*** The records

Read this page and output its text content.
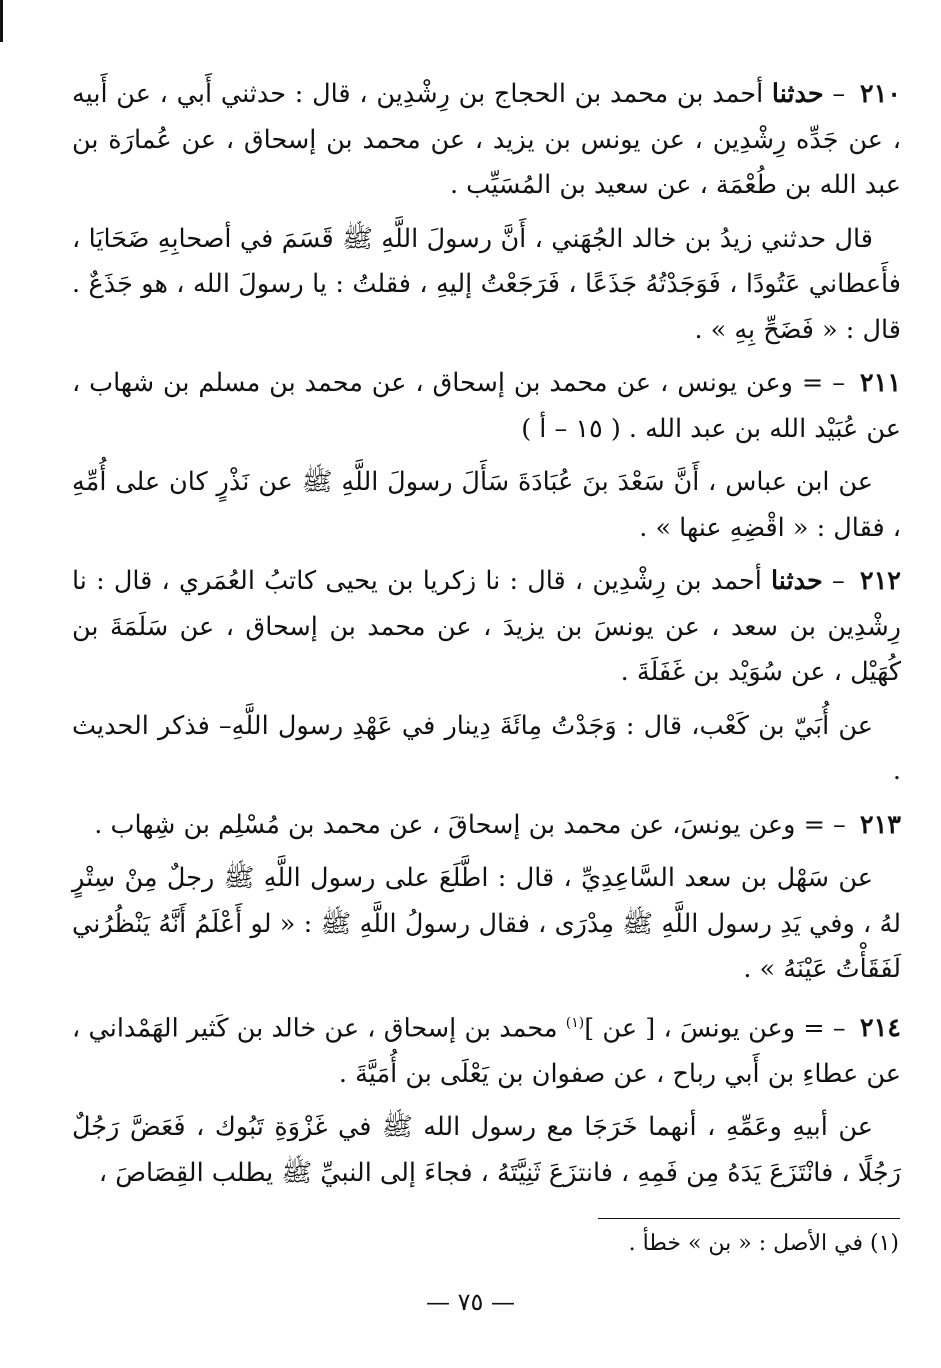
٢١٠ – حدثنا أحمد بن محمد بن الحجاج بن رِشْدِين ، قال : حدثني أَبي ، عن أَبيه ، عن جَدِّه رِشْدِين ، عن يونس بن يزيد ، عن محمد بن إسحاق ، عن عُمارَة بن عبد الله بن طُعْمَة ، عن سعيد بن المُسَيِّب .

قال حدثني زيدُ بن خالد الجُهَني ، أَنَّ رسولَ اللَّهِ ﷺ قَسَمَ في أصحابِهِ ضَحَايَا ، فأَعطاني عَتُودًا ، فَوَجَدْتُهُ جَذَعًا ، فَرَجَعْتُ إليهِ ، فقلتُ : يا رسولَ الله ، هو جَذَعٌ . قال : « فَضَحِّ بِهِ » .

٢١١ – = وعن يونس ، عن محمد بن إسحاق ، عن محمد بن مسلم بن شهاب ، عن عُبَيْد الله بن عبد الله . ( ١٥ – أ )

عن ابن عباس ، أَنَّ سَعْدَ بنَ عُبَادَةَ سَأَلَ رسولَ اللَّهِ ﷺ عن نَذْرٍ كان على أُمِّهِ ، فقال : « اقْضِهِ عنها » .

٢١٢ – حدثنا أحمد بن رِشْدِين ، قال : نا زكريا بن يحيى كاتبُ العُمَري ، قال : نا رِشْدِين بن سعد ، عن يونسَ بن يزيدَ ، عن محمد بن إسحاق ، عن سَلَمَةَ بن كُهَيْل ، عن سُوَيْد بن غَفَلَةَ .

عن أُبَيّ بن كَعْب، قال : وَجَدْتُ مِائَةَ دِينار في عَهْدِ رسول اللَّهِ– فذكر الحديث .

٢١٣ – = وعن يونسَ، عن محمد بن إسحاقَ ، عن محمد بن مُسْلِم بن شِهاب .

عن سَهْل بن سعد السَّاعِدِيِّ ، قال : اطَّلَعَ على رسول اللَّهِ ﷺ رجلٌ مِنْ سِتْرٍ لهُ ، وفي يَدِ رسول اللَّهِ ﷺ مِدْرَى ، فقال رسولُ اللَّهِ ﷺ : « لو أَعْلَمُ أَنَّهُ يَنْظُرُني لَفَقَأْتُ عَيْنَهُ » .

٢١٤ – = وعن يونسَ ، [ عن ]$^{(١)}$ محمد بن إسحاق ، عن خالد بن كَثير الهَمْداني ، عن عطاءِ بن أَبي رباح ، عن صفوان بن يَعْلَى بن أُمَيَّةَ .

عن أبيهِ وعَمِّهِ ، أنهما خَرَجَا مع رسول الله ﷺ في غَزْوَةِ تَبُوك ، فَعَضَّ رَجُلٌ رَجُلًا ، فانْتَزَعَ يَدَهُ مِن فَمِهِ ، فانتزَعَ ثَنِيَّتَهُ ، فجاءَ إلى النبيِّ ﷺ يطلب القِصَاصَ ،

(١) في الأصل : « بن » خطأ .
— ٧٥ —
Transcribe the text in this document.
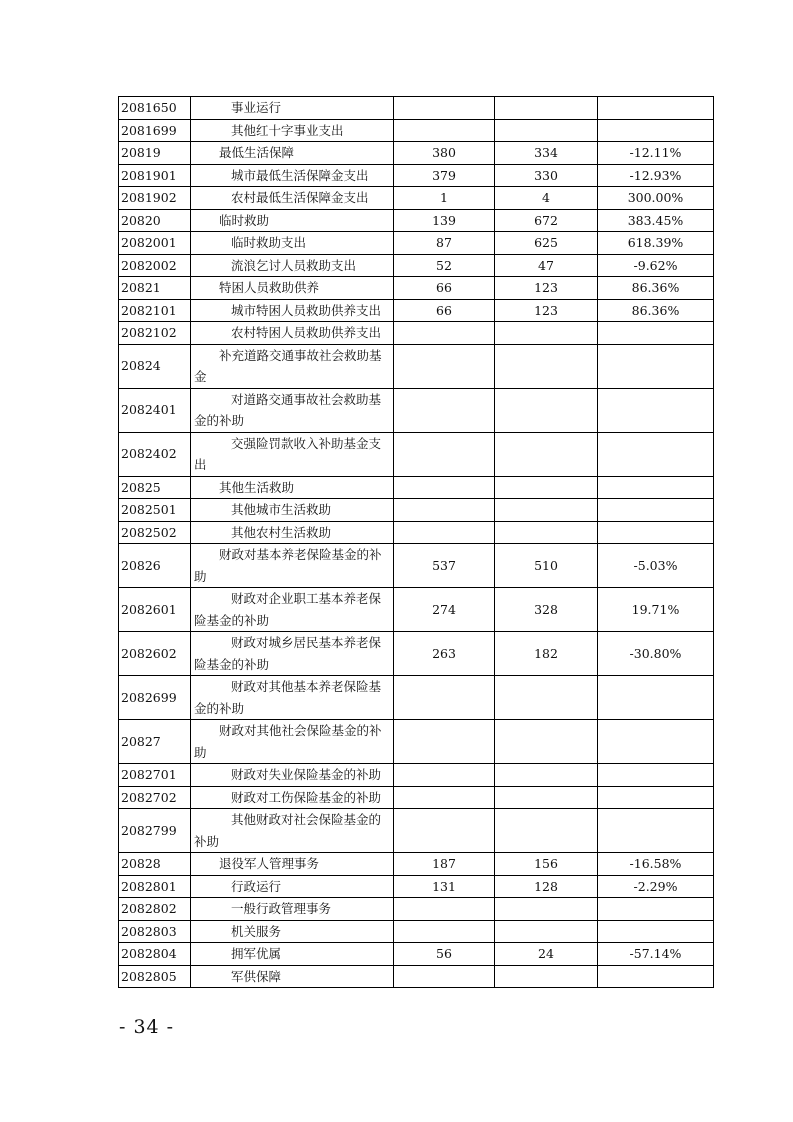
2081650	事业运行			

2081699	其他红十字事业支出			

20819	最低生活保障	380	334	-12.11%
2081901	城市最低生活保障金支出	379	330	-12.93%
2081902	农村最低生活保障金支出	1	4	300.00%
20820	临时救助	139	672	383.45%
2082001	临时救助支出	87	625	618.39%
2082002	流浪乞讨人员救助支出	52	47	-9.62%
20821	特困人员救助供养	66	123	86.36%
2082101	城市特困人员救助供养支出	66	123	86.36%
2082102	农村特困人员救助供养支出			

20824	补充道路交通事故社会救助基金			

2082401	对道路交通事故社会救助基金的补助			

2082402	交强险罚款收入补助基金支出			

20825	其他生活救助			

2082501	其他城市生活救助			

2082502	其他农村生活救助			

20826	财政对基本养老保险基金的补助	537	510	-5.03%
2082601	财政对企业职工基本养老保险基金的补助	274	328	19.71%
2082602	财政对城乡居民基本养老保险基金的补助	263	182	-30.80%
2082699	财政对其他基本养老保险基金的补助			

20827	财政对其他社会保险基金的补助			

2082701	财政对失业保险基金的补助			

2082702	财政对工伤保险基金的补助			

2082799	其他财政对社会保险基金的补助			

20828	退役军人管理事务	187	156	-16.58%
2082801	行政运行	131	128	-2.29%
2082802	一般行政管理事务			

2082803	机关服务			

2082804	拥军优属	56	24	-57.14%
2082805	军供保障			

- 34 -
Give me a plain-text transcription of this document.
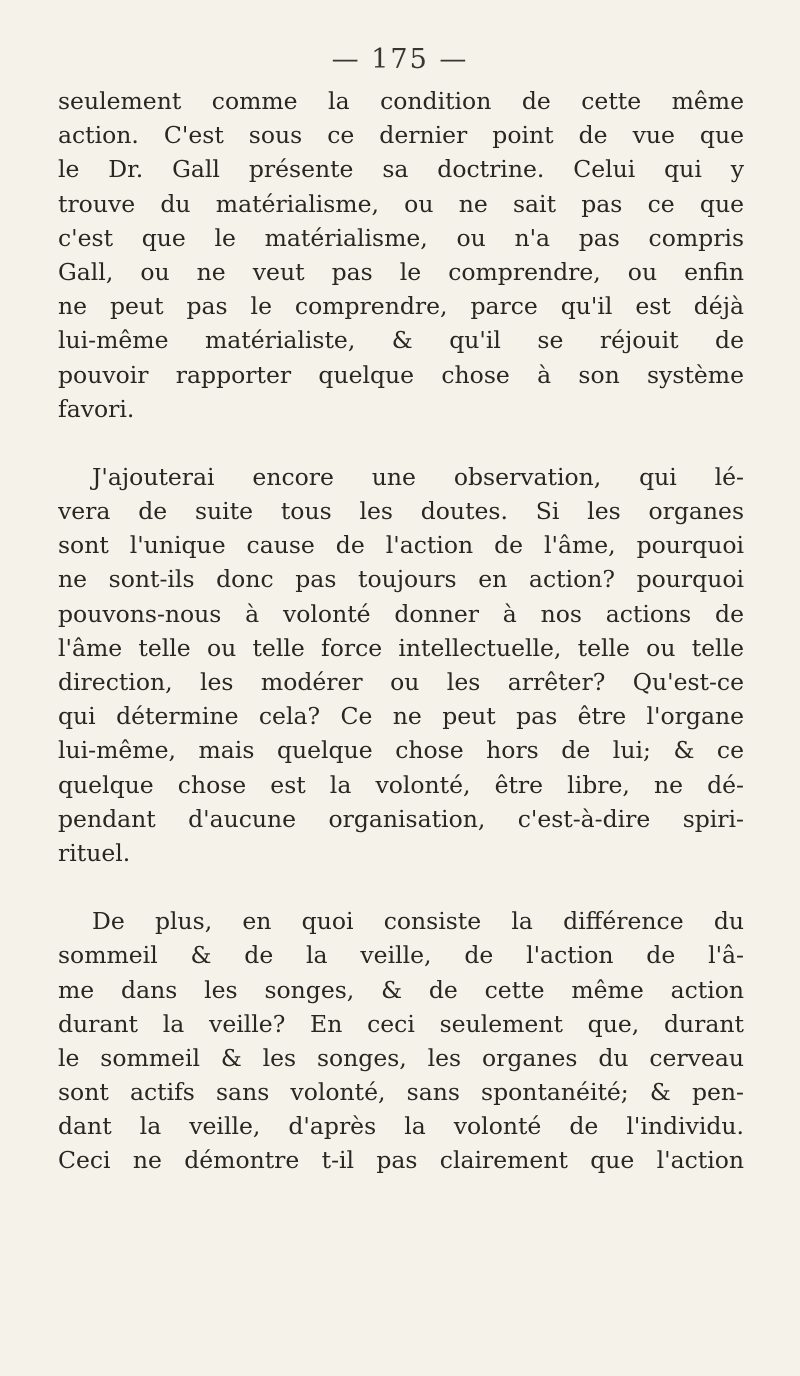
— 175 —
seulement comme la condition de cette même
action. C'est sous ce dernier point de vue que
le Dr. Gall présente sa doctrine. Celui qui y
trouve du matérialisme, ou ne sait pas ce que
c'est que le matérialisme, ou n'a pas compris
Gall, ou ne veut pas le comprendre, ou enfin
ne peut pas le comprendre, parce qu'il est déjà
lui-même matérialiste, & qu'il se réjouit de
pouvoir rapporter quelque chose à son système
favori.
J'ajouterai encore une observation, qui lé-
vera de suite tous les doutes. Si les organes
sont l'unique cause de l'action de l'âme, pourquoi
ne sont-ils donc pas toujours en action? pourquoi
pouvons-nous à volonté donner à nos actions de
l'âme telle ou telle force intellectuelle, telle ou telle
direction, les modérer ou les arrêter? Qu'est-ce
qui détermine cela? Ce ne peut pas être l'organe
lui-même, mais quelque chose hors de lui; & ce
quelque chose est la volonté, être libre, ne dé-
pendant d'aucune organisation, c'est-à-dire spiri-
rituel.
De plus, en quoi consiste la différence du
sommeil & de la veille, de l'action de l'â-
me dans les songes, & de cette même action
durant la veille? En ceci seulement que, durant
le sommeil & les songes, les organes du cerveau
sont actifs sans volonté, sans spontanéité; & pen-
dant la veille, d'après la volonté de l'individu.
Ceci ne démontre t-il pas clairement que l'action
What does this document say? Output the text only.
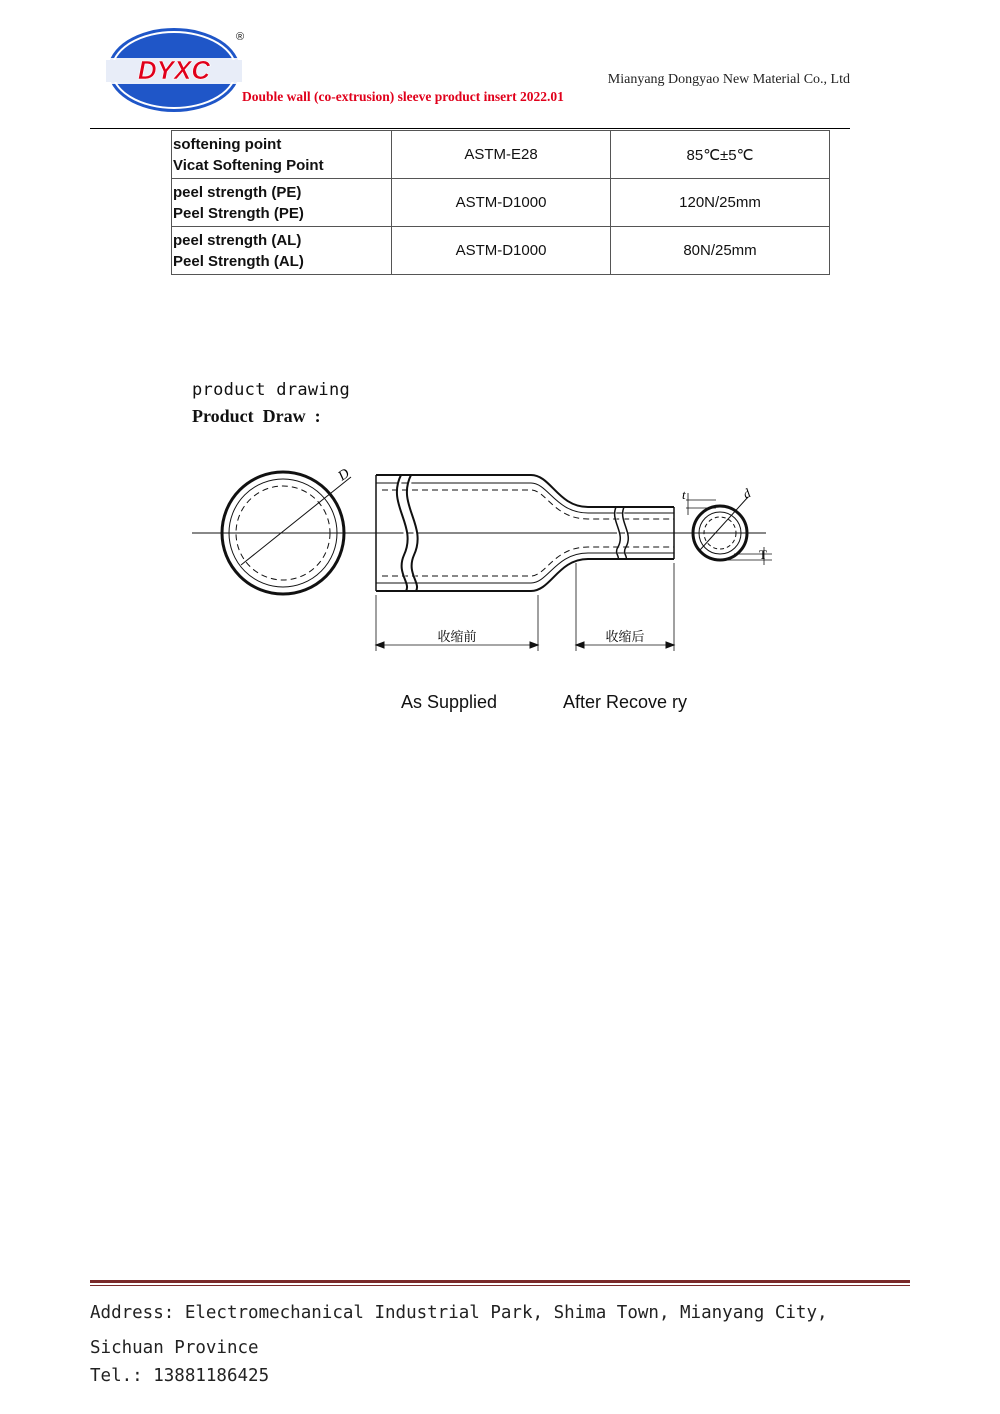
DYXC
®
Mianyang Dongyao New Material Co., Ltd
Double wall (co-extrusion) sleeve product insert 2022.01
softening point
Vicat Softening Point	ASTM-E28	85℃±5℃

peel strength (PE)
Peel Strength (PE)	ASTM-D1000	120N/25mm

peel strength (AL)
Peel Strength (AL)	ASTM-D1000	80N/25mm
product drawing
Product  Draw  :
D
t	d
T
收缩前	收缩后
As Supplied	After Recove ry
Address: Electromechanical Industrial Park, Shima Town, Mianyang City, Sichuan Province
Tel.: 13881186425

******

[Your objective]:
Restate the full listing verbatim and drop every picture.

[Written reply]:
Read this page and output its text content.
٢١٠ – حدثنا أحمد بن محمد بن الحجاج بن رِشْدِين ، قال : حدثني أَبي ، عن أَبيه ، عن جَدِّه رِشْدِين ، عن يونس بن يزيد ، عن محمد بن إسحاق ، عن عُمارَة بن عبد الله بن طُعْمَة ، عن سعيد بن المُسَيِّب .

قال حدثني زيدُ بن خالد الجُهَني ، أَنَّ رسولَ اللَّهِ ﷺ قَسَمَ في أصحابِهِ ضَحَايَا ، فأَعطاني عَتُودًا ، فَوَجَدْتُهُ جَذَعًا ، فَرَجَعْتُ إليهِ ، فقلتُ : يا رسولَ الله ، هو جَذَعٌ . قال : « فَضَحِّ بِهِ » .

٢١١ – = وعن يونس ، عن محمد بن إسحاق ، عن محمد بن مسلم بن شهاب ، عن عُبَيْد الله بن عبد الله . ( ١٥ – أ )

عن ابن عباس ، أَنَّ سَعْدَ بنَ عُبَادَةَ سَأَلَ رسولَ اللَّهِ ﷺ عن نَذْرٍ كان على أُمِّهِ ، فقال : « اقْضِهِ عنها » .

٢١٢ – حدثنا أحمد بن رِشْدِين ، قال : نا زكريا بن يحيى كاتبُ العُمَري ، قال : نا رِشْدِين بن سعد ، عن يونسَ بن يزيدَ ، عن محمد بن إسحاق ، عن سَلَمَةَ بن كُهَيْل ، عن سُوَيْد بن غَفَلَةَ .

عن أُبَيّ بن كَعْب، قال : وَجَدْتُ مِائَةَ دِينار في عَهْدِ رسول اللَّهِ– فذكر الحديث .

٢١٣ – = وعن يونسَ، عن محمد بن إسحاقَ ، عن محمد بن مُسْلِم بن شِهاب .

عن سَهْل بن سعد السَّاعِدِيِّ ، قال : اطَّلَعَ على رسول اللَّهِ ﷺ رجلٌ مِنْ سِتْرٍ لهُ ، وفي يَدِ رسول اللَّهِ ﷺ مِدْرَى ، فقال رسولُ اللَّهِ ﷺ : « لو أَعْلَمُ أَنَّهُ يَنْظُرُني لَفَقَأْتُ عَيْنَهُ » .

٢١٤ – = وعن يونسَ ، [ عن ]$^{(١)}$ محمد بن إسحاق ، عن خالد بن كَثير الهَمْداني ، عن عطاءِ بن أَبي رباح ، عن صفوان بن يَعْلَى بن أُمَيَّةَ .

عن أبيهِ وعَمِّهِ ، أنهما خَرَجَا مع رسول الله ﷺ في غَزْوَةِ تَبُوك ، فَعَضَّ رَجُلٌ رَجُلًا ، فانْتَزَعَ يَدَهُ مِن فَمِهِ ، فانتزَعَ ثَنِيَّتَهُ ، فجاءَ إلى النبيِّ ﷺ يطلب القِصَاصَ ،

(١) في الأصل : « بن » خطأ .
— ٧٥ —
Transcribe the text in this document.
2081650	事业运行			

2081699	其他红十字事业支出			

20819	最低生活保障	380	334	-12.11%
2081901	城市最低生活保障金支出	379	330	-12.93%
2081902	农村最低生活保障金支出	1	4	300.00%
20820	临时救助	139	672	383.45%
2082001	临时救助支出	87	625	618.39%
2082002	流浪乞讨人员救助支出	52	47	-9.62%
20821	特困人员救助供养	66	123	86.36%
2082101	城市特困人员救助供养支出	66	123	86.36%
2082102	农村特困人员救助供养支出			

20824	补充道路交通事故社会救助基金			

2082401	对道路交通事故社会救助基金的补助			

2082402	交强险罚款收入补助基金支出			

20825	其他生活救助			

2082501	其他城市生活救助			

2082502	其他农村生活救助			

20826	财政对基本养老保险基金的补助	537	510	-5.03%
2082601	财政对企业职工基本养老保险基金的补助	274	328	19.71%
2082602	财政对城乡居民基本养老保险基金的补助	263	182	-30.80%
2082699	财政对其他基本养老保险基金的补助			

20827	财政对其他社会保险基金的补助			

2082701	财政对失业保险基金的补助			

2082702	财政对工伤保险基金的补助			

2082799	其他财政对社会保险基金的补助			

20828	退役军人管理事务	187	156	-16.58%
2082801	行政运行	131	128	-2.29%
2082802	一般行政管理事务			

2082803	机关服务			

2082804	拥军优属	56	24	-57.14%
2082805	军供保障			

- 34 -
Give me a plain-text transcription of this document.
— 175 —
seulement comme la condition de cette même
action. C'est sous ce dernier point de vue que
le Dr. Gall présente sa doctrine. Celui qui y
trouve du matérialisme, ou ne sait pas ce que
c'est que le matérialisme, ou n'a pas compris
Gall, ou ne veut pas le comprendre, ou enfin
ne peut pas le comprendre, parce qu'il est déjà
lui-même matérialiste, & qu'il se réjouit de
pouvoir rapporter quelque chose à son système
favori.
J'ajouterai encore une observation, qui lé-
vera de suite tous les doutes. Si les organes
sont l'unique cause de l'action de l'âme, pourquoi
ne sont-ils donc pas toujours en action? pourquoi
pouvons-nous à volonté donner à nos actions de
l'âme telle ou telle force intellectuelle, telle ou telle
direction, les modérer ou les arrêter? Qu'est-ce
qui détermine cela? Ce ne peut pas être l'organe
lui-même, mais quelque chose hors de lui; & ce
quelque chose est la volonté, être libre, ne dé-
pendant d'aucune organisation, c'est-à-dire spiri-
rituel.
De plus, en quoi consiste la différence du
sommeil & de la veille, de l'action de l'â-
me dans les songes, & de cette même action
durant la veille? En ceci seulement que, durant
le sommeil & les songes, les organes du cerveau
sont actifs sans volonté, sans spontanéité; & pen-
dant la veille, d'après la volonté de l'individu.
Ceci ne démontre t-il pas clairement que l'action
What does this document say? Output the text only.
DYXC
®
Mianyang Dongyao New Material Co., Ltd
Double wall (co-extrusion) sleeve product insert 2022.01
softening point
Vicat Softening Point	ASTM-E28	85℃±5℃

peel strength (PE)
Peel Strength (PE)	ASTM-D1000	120N/25mm

peel strength (AL)
Peel Strength (AL)	ASTM-D1000	80N/25mm
product drawing
Product  Draw  :
D
t	d
T
收缩前	收缩后
As Supplied	After Recove ry
Address: Electromechanical Industrial Park, Shima Town, Mianyang City, Sichuan Province
Tel.: 13881186425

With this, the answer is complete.